- [SHORT PROBLEM]
Your task is to reproduce the entries below word for word.

◇ ◇ ◇ ◇ ◇ ◇ ◇

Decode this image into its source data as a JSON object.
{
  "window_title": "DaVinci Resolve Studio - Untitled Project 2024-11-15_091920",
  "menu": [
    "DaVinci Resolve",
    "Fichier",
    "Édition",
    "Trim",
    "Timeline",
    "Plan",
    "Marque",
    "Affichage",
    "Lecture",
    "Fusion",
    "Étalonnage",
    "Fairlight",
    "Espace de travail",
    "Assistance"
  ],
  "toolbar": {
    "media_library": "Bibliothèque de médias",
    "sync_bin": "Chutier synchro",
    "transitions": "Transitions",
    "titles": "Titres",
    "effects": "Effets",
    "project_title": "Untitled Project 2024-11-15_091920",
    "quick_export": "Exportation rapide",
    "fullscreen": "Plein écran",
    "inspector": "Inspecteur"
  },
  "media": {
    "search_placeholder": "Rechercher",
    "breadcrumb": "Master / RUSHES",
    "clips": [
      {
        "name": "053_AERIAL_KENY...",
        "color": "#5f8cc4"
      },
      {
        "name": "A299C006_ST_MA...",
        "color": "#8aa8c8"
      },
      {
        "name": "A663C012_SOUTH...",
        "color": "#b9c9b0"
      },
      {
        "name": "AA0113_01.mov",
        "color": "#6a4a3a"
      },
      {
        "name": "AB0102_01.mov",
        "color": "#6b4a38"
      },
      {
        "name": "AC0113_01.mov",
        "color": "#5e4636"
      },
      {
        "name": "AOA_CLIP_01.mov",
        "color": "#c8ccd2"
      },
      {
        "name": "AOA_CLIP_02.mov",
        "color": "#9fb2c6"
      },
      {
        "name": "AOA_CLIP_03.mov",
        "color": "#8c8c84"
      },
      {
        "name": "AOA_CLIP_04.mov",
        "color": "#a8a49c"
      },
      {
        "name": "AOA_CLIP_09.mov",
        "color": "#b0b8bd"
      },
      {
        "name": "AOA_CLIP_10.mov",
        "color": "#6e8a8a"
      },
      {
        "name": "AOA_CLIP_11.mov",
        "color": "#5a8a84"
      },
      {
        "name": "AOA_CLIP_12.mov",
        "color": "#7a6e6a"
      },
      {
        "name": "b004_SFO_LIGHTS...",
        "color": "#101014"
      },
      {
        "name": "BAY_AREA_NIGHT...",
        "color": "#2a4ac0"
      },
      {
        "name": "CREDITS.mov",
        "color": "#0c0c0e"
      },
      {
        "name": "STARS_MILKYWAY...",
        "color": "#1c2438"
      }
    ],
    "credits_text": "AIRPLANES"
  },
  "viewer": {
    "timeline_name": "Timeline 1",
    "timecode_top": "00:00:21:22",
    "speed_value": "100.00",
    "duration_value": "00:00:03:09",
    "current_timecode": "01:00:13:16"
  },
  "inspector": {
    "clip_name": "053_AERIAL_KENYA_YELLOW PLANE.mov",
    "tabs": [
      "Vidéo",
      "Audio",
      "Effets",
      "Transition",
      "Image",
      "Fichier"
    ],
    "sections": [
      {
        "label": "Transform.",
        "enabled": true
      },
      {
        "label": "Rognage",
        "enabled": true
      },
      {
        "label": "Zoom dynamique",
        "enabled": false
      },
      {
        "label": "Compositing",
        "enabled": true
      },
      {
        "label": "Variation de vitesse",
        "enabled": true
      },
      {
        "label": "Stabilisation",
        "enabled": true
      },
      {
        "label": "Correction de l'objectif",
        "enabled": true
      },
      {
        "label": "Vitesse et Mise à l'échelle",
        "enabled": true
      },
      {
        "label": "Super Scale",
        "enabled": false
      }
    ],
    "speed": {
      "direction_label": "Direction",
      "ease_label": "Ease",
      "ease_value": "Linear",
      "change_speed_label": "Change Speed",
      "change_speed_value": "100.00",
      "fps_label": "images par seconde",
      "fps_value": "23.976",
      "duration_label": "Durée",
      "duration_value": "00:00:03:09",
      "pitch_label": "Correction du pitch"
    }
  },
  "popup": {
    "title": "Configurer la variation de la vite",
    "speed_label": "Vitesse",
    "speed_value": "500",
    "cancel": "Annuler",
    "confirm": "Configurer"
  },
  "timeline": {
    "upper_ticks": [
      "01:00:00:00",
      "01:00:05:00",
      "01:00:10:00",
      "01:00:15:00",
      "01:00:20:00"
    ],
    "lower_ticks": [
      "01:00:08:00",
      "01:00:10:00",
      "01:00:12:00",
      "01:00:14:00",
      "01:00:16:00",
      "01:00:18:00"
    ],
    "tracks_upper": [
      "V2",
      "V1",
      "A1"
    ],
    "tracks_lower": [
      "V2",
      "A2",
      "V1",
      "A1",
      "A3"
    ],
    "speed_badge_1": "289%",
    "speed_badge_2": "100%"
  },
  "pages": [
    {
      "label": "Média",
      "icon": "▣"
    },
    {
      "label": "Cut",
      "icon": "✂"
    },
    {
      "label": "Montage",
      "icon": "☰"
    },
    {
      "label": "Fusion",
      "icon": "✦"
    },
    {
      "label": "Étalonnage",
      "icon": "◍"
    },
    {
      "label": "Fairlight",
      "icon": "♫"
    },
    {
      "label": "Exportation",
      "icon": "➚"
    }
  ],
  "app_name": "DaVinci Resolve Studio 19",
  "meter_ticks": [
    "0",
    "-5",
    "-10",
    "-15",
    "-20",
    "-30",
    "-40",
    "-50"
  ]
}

◇ ◇ ◇ ◇ ◇ ◇ ◇

- [SOLVED EXERCISE]
Decode this image into its source data as a JSON object.
{
  "window_title": "DaVinci Resolve Studio - Untitled Project 2024-11-15_091920",
  "menu": [
    "DaVinci Resolve",
    "Fichier",
    "Édition",
    "Trim",
    "Timeline",
    "Plan",
    "Marque",
    "Affichage",
    "Lecture",
    "Fusion",
    "Étalonnage",
    "Fairlight",
    "Espace de travail",
    "Assistance"
  ],
  "toolbar": {
    "media_library": "Bibliothèque de médias",
    "sync_bin": "Chutier synchro",
    "transitions": "Transitions",
    "titles": "Titres",
    "effects": "Effets",
    "project_title": "Untitled Project 2024-11-15_091920",
    "quick_export": "Exportation rapide",
    "fullscreen": "Plein écran",
    "inspector": "Inspecteur"
  },
  "media": {
    "search_placeholder": "Rechercher",
    "breadcrumb": "Master / RUSHES",
    "clips": [
      {
        "name": "053_AERIAL_KENY...",
        "color": "#5f8cc4"
      },
      {
        "name": "A299C006_ST_MA...",
        "color": "#8aa8c8"
      },
      {
        "name": "A663C012_SOUTH...",
        "color": "#b9c9b0"
      },
      {
        "name": "AA0113_01.mov",
        "color": "#6a4a3a"
      },
      {
        "name": "AB0102_01.mov",
        "color": "#6b4a38"
      },
      {
        "name": "AC0113_01.mov",
        "color": "#5e4636"
      },
      {
        "name": "AOA_CLIP_01.mov",
        "color": "#c8ccd2"
      },
      {
        "name": "AOA_CLIP_02.mov",
        "color": "#9fb2c6"
      },
      {
        "name": "AOA_CLIP_03.mov",
        "color": "#8c8c84"
      },
      {
        "name": "AOA_CLIP_04.mov",
        "color": "#a8a49c"
      },
      {
        "name": "AOA_CLIP_09.mov",
        "color": "#b0b8bd"
      },
      {
        "name": "AOA_CLIP_10.mov",
        "color": "#6e8a8a"
      },
      {
        "name": "AOA_CLIP_11.mov",
        "color": "#5a8a84"
      },
      {
        "name": "AOA_CLIP_12.mov",
        "color": "#7a6e6a"
      },
      {
        "name": "b004_SFO_LIGHTS...",
        "color": "#101014"
      },
      {
        "name": "BAY_AREA_NIGHT...",
        "color": "#2a4ac0"
      },
      {
        "name": "CREDITS.mov",
        "color": "#0c0c0e"
      },
      {
        "name": "STARS_MILKYWAY...",
        "color": "#1c2438"
      }
    ],
    "credits_text": "AIRPLANES"
  },
  "viewer": {
    "timeline_name": "Timeline 1",
    "timecode_top": "00:00:21:22",
    "speed_value": "100.00",
    "duration_value": "00:00:03:09",
    "current_timecode": "01:00:13:16"
  },
  "inspector": {
    "clip_name": "053_AERIAL_KENYA_YELLOW PLANE.mov",
    "tabs": [
      "Vidéo",
      "Audio",
      "Effets",
      "Transition",
      "Image",
      "Fichier"
    ],
    "sections": [
      {
        "label": "Transform.",
        "enabled": true
      },
      {
        "label": "Rognage",
        "enabled": true
      },
      {
        "label": "Zoom dynamique",
        "enabled": false
      },
      {
        "label": "Compositing",
        "enabled": true
      },
      {
        "label": "Variation de vitesse",
        "enabled": true
      },
      {
        "label": "Stabilisation",
        "enabled": true
      },
      {
        "label": "Correction de l'objectif",
        "enabled": true
      },
      {
        "label": "Vitesse et Mise à l'échelle",
        "enabled": true
      },
      {
        "label": "Super Scale",
        "enabled": false
      }
    ],
    "speed": {
      "direction_label": "Direction",
      "ease_label": "Ease",
      "ease_value": "Linear",
      "change_speed_label": "Change Speed",
      "change_speed_value": "100.00",
      "fps_label": "images par seconde",
      "fps_value": "23.976",
      "duration_label": "Durée",
      "duration_value": "00:00:03:09",
      "pitch_label": "Correction du pitch"
    }
  },
  "popup": {
    "title": "Configurer la variation de la vite",
    "speed_label": "Vitesse",
    "speed_value": "500",
    "cancel": "Annuler",
    "confirm": "Configurer"
  },
  "timeline": {
    "upper_ticks": [
      "01:00:00:00",
      "01:00:05:00",
      "01:00:10:00",
      "01:00:15:00",
      "01:00:20:00"
    ],
    "lower_ticks": [
      "01:00:08:00",
      "01:00:10:00",
      "01:00:12:00",
      "01:00:14:00",
      "01:00:16:00",
      "01:00:18:00"
    ],
    "tracks_upper": [
      "V2",
      "V1",
      "A1"
    ],
    "tracks_lower": [
      "V2",
      "A2",
      "V1",
      "A1",
      "A3"
    ],
    "speed_badge_1": "289%",
    "speed_badge_2": "100%"
  },
  "pages": [
    {
      "label": "Média",
      "icon": "▣"
    },
    {
      "label": "Cut",
      "icon": "✂"
    },
    {
      "label": "Montage",
      "icon": "☰"
    },
    {
      "label": "Fusion",
      "icon": "✦"
    },
    {
      "label": "Étalonnage",
      "icon": "◍"
    },
    {
      "label": "Fairlight",
      "icon": "♫"
    },
    {
      "label": "Exportation",
      "icon": "➚"
    }
  ],
  "app_name": "DaVinci Resolve Studio 19",
  "meter_ticks": [
    "0",
    "-5",
    "-10",
    "-15",
    "-20",
    "-30",
    "-40",
    "-50"
  ]
}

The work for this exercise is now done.